- Working data -
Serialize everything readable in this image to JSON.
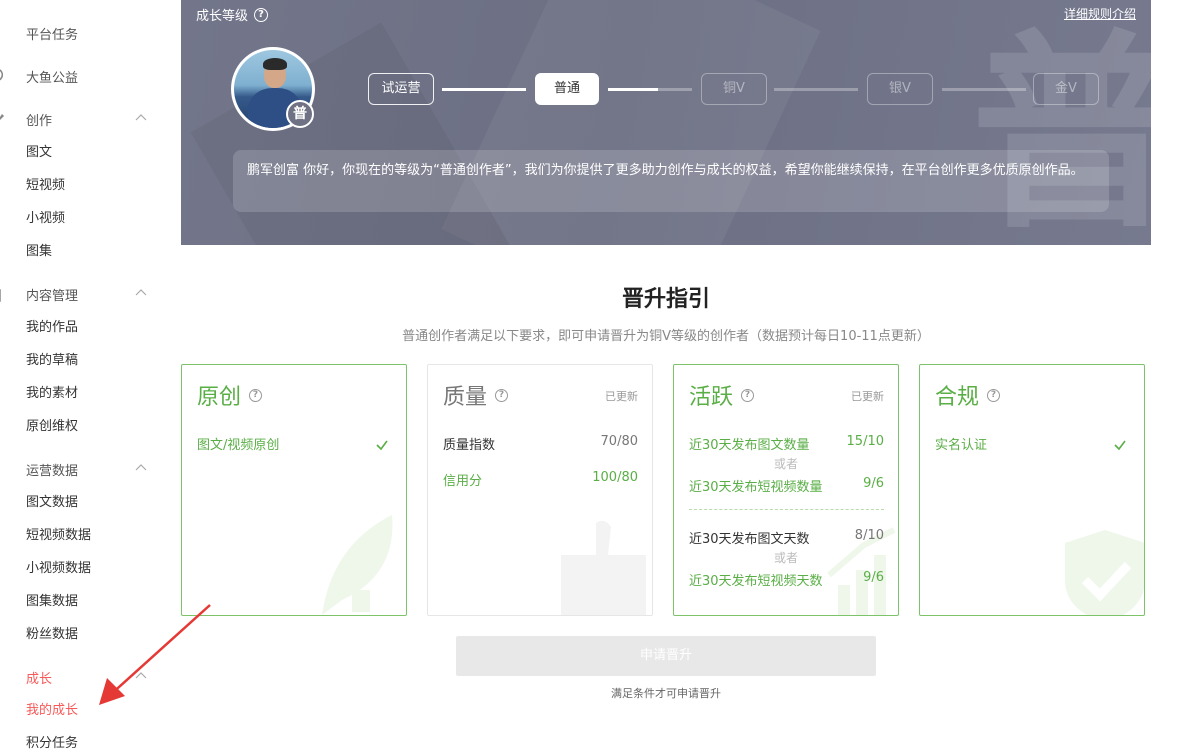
{
  "sidebar": {
    "groups": [
      {
        "label": "平台任务",
        "icon": "flag-icon"
      },
      {
        "label": "大鱼公益",
        "icon": "heart-icon"
      },
      {
        "label": "创作",
        "icon": "pen-icon",
        "items": [
          "图文",
          "短视频",
          "小视频",
          "图集"
        ]
      },
      {
        "label": "内容管理",
        "icon": "folder-icon",
        "items": [
          "我的作品",
          "我的草稿",
          "我的素材",
          "原创维权"
        ]
      },
      {
        "label": "运营数据",
        "icon": "bar-chart-icon",
        "items": [
          "图文数据",
          "短视频数据",
          "小视频数据",
          "图集数据",
          "粉丝数据"
        ]
      },
      {
        "label": "成长",
        "icon": "rocket-icon",
        "items": [
          "我的成长",
          "积分任务"
        ]
      }
    ],
    "active_item": "我的成长",
    "accent_color": "#f85959"
  },
  "banner": {
    "title": "成长等级",
    "help_icon": "help-circle-icon",
    "rules_link": "详细规则介绍",
    "badge_char": "普",
    "watermark_char": "普",
    "levels": [
      {
        "label": "试运营",
        "state": "done"
      },
      {
        "label": "普通",
        "state": "current"
      },
      {
        "label": "铜V",
        "state": "locked"
      },
      {
        "label": "银V",
        "state": "locked"
      },
      {
        "label": "金V",
        "state": "locked"
      }
    ],
    "progress_to_next": 0.6,
    "message": "鹏军创富 你好，你现在的等级为“普通创作者”，我们为你提供了更多助力创作与成长的权益，希望你能继续保持，在平台创作更多优质原创作品。"
  },
  "guide": {
    "title": "晋升指引",
    "subtitle": "普通创作者满足以下要求，即可申请晋升为铜V等级的创作者（数据预计每日10-11点更新）",
    "cards": {
      "original": {
        "title": "原创",
        "req": "图文/视频原创"
      },
      "quality": {
        "title": "质量",
        "updated": "已更新",
        "r1_label": "质量指数",
        "r1_value": "70/80",
        "r2_label": "信用分",
        "r2_value": "100/80"
      },
      "active": {
        "title": "活跃",
        "updated": "已更新",
        "r1_label": "近30天发布图文数量",
        "r1_value": "15/10",
        "or1": "或者",
        "r2_label": "近30天发布短视频数量",
        "r2_value": "9/6",
        "r3_label": "近30天发布图文天数",
        "r3_value": "8/10",
        "or2": "或者",
        "r4_label": "近30天发布短视频天数",
        "r4_value": "9/6"
      },
      "compliance": {
        "title": "合规",
        "req": "实名认证"
      }
    },
    "apply_button": "申请晋升",
    "apply_hint": "满足条件才可申请晋升"
  },
  "colors": {
    "green": "#5aae46",
    "banner": "#6f7285",
    "red": "#f85959"
  }
}
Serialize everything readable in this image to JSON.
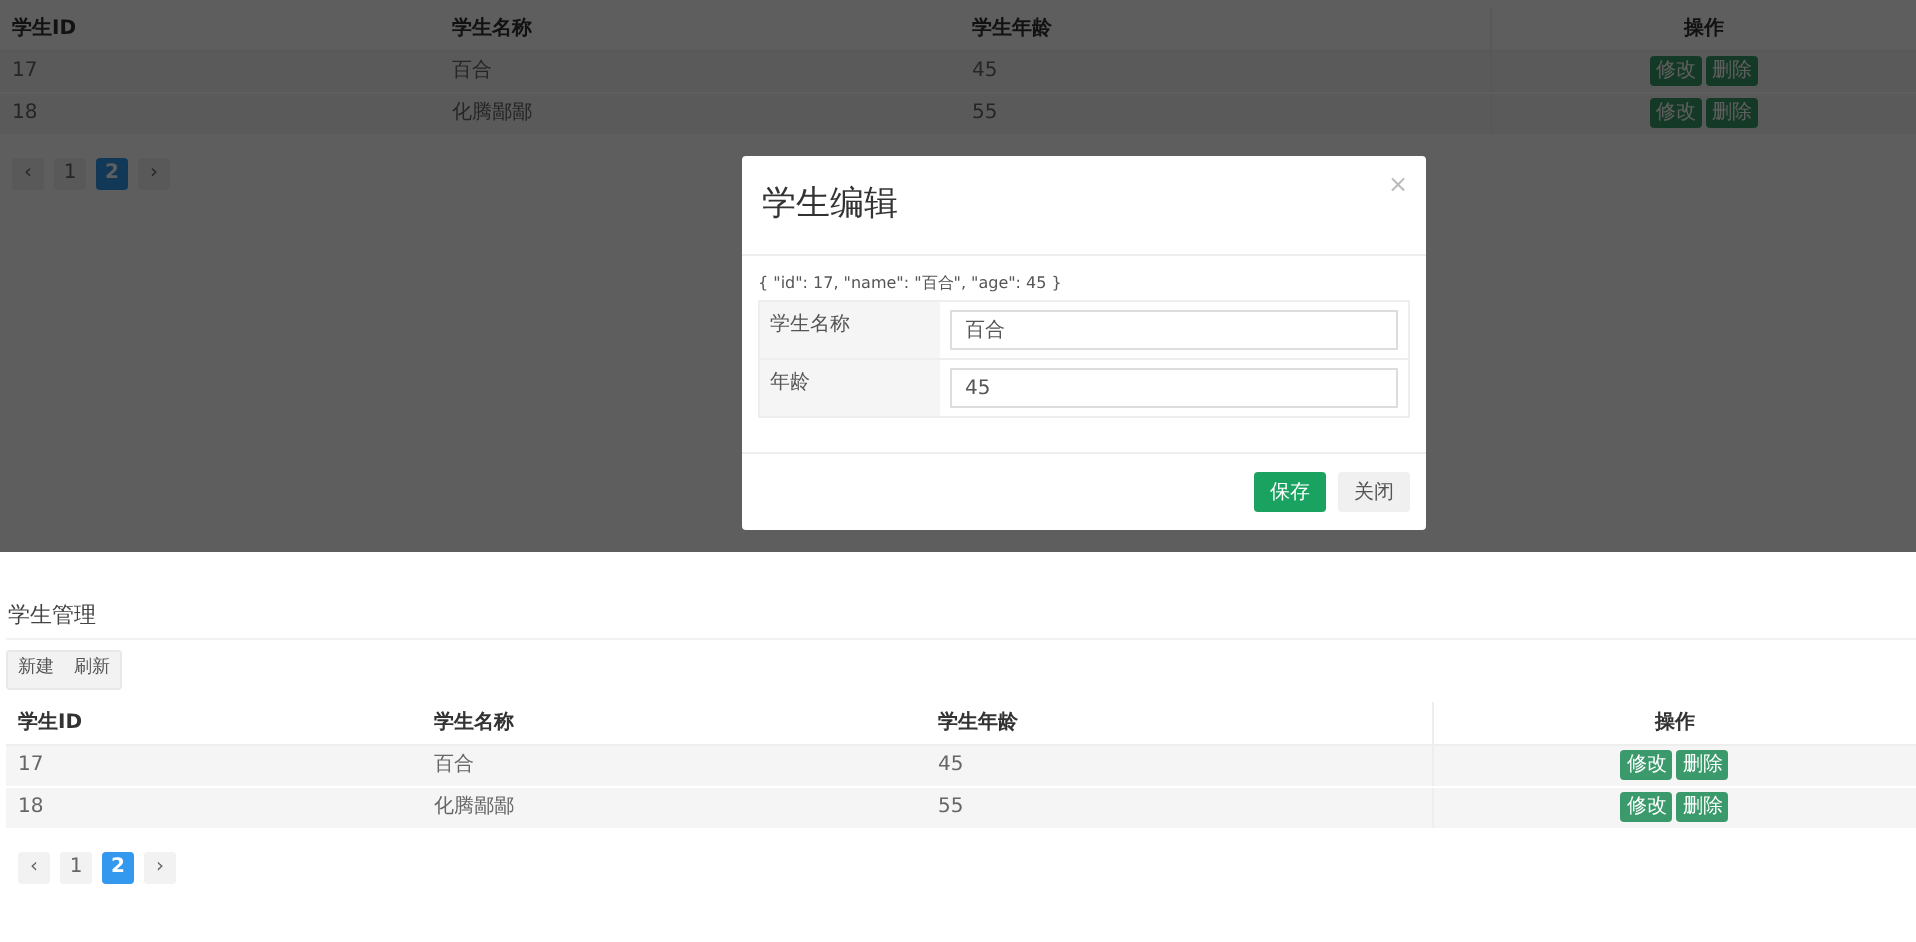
{
  "overlay_view": {
    "table": {
      "columns": [
        "学生ID",
        "学生名称",
        "学生年龄",
        "操作"
      ],
      "rows": [
        {
          "cells": [
            "17",
            "百合",
            "45"
          ],
          "actions": [
            "修改",
            "删除"
          ]
        },
        {
          "cells": [
            "18",
            "化腾鄙鄙",
            "55"
          ],
          "actions": [
            "修改",
            "删除"
          ]
        }
      ]
    },
    "pagination": [
      {
        "label": "‹",
        "selected": false
      },
      {
        "label": "1",
        "selected": false
      },
      {
        "label": "2",
        "selected": true
      },
      {
        "label": "›",
        "selected": false
      }
    ],
    "modal": {
      "title": "学生编辑",
      "close": "×",
      "json_text": "{ \"id\": 17, \"name\": \"百合\", \"age\": 45 }",
      "fields": [
        {
          "label": "学生名称",
          "value": "百合"
        },
        {
          "label": "年龄",
          "value": "45"
        }
      ],
      "buttons": [
        {
          "label": "保存",
          "kind": "primary"
        },
        {
          "label": "关闭",
          "kind": "secondary"
        }
      ]
    }
  },
  "page_view": {
    "title": "学生管理",
    "toolbar": [
      "新建",
      "刷新"
    ],
    "table": {
      "columns": [
        "学生ID",
        "学生名称",
        "学生年龄",
        "操作"
      ],
      "rows": [
        {
          "cells": [
            "17",
            "百合",
            "45"
          ],
          "actions": [
            "修改",
            "删除"
          ]
        },
        {
          "cells": [
            "18",
            "化腾鄙鄙",
            "55"
          ],
          "actions": [
            "修改",
            "删除"
          ]
        }
      ]
    },
    "pagination": [
      {
        "label": "‹",
        "selected": false
      },
      {
        "label": "1",
        "selected": false
      },
      {
        "label": "2",
        "selected": true
      },
      {
        "label": "›",
        "selected": false
      }
    ]
  }
}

- What you need to do -
Copy the records exactly. Skip the pictures.

- Response -
Serialize everything readable in this image to JSON.
{
  "sidebar": {
    "groups": [
      {
        "label": "平台任务",
        "icon": "flag-icon"
      },
      {
        "label": "大鱼公益",
        "icon": "heart-icon"
      },
      {
        "label": "创作",
        "icon": "pen-icon",
        "items": [
          "图文",
          "短视频",
          "小视频",
          "图集"
        ]
      },
      {
        "label": "内容管理",
        "icon": "folder-icon",
        "items": [
          "我的作品",
          "我的草稿",
          "我的素材",
          "原创维权"
        ]
      },
      {
        "label": "运营数据",
        "icon": "bar-chart-icon",
        "items": [
          "图文数据",
          "短视频数据",
          "小视频数据",
          "图集数据",
          "粉丝数据"
        ]
      },
      {
        "label": "成长",
        "icon": "rocket-icon",
        "items": [
          "我的成长",
          "积分任务"
        ]
      }
    ],
    "active_item": "我的成长",
    "accent_color": "#f85959"
  },
  "banner": {
    "title": "成长等级",
    "help_icon": "help-circle-icon",
    "rules_link": "详细规则介绍",
    "badge_char": "普",
    "watermark_char": "普",
    "levels": [
      {
        "label": "试运营",
        "state": "done"
      },
      {
        "label": "普通",
        "state": "current"
      },
      {
        "label": "铜V",
        "state": "locked"
      },
      {
        "label": "银V",
        "state": "locked"
      },
      {
        "label": "金V",
        "state": "locked"
      }
    ],
    "progress_to_next": 0.6,
    "message": "鹏军创富 你好，你现在的等级为“普通创作者”，我们为你提供了更多助力创作与成长的权益，希望你能继续保持，在平台创作更多优质原创作品。"
  },
  "guide": {
    "title": "晋升指引",
    "subtitle": "普通创作者满足以下要求，即可申请晋升为铜V等级的创作者（数据预计每日10-11点更新）",
    "cards": {
      "original": {
        "title": "原创",
        "req": "图文/视频原创"
      },
      "quality": {
        "title": "质量",
        "updated": "已更新",
        "r1_label": "质量指数",
        "r1_value": "70/80",
        "r2_label": "信用分",
        "r2_value": "100/80"
      },
      "active": {
        "title": "活跃",
        "updated": "已更新",
        "r1_label": "近30天发布图文数量",
        "r1_value": "15/10",
        "or1": "或者",
        "r2_label": "近30天发布短视频数量",
        "r2_value": "9/6",
        "r3_label": "近30天发布图文天数",
        "r3_value": "8/10",
        "or2": "或者",
        "r4_label": "近30天发布短视频天数",
        "r4_value": "9/6"
      },
      "compliance": {
        "title": "合规",
        "req": "实名认证"
      }
    },
    "apply_button": "申请晋升",
    "apply_hint": "满足条件才可申请晋升"
  },
  "colors": {
    "green": "#5aae46",
    "banner": "#6f7285",
    "red": "#f85959"
  }
}
Serialize everything readable in this image to JSON.
{
  "overlay_view": {
    "table": {
      "columns": [
        "学生ID",
        "学生名称",
        "学生年龄",
        "操作"
      ],
      "rows": [
        {
          "cells": [
            "17",
            "百合",
            "45"
          ],
          "actions": [
            "修改",
            "删除"
          ]
        },
        {
          "cells": [
            "18",
            "化腾鄙鄙",
            "55"
          ],
          "actions": [
            "修改",
            "删除"
          ]
        }
      ]
    },
    "pagination": [
      {
        "label": "‹",
        "selected": false
      },
      {
        "label": "1",
        "selected": false
      },
      {
        "label": "2",
        "selected": true
      },
      {
        "label": "›",
        "selected": false
      }
    ],
    "modal": {
      "title": "学生编辑",
      "close": "×",
      "json_text": "{ \"id\": 17, \"name\": \"百合\", \"age\": 45 }",
      "fields": [
        {
          "label": "学生名称",
          "value": "百合"
        },
        {
          "label": "年龄",
          "value": "45"
        }
      ],
      "buttons": [
        {
          "label": "保存",
          "kind": "primary"
        },
        {
          "label": "关闭",
          "kind": "secondary"
        }
      ]
    }
  },
  "page_view": {
    "title": "学生管理",
    "toolbar": [
      "新建",
      "刷新"
    ],
    "table": {
      "columns": [
        "学生ID",
        "学生名称",
        "学生年龄",
        "操作"
      ],
      "rows": [
        {
          "cells": [
            "17",
            "百合",
            "45"
          ],
          "actions": [
            "修改",
            "删除"
          ]
        },
        {
          "cells": [
            "18",
            "化腾鄙鄙",
            "55"
          ],
          "actions": [
            "修改",
            "删除"
          ]
        }
      ]
    },
    "pagination": [
      {
        "label": "‹",
        "selected": false
      },
      {
        "label": "1",
        "selected": false
      },
      {
        "label": "2",
        "selected": true
      },
      {
        "label": "›",
        "selected": false
      }
    ]
  }
}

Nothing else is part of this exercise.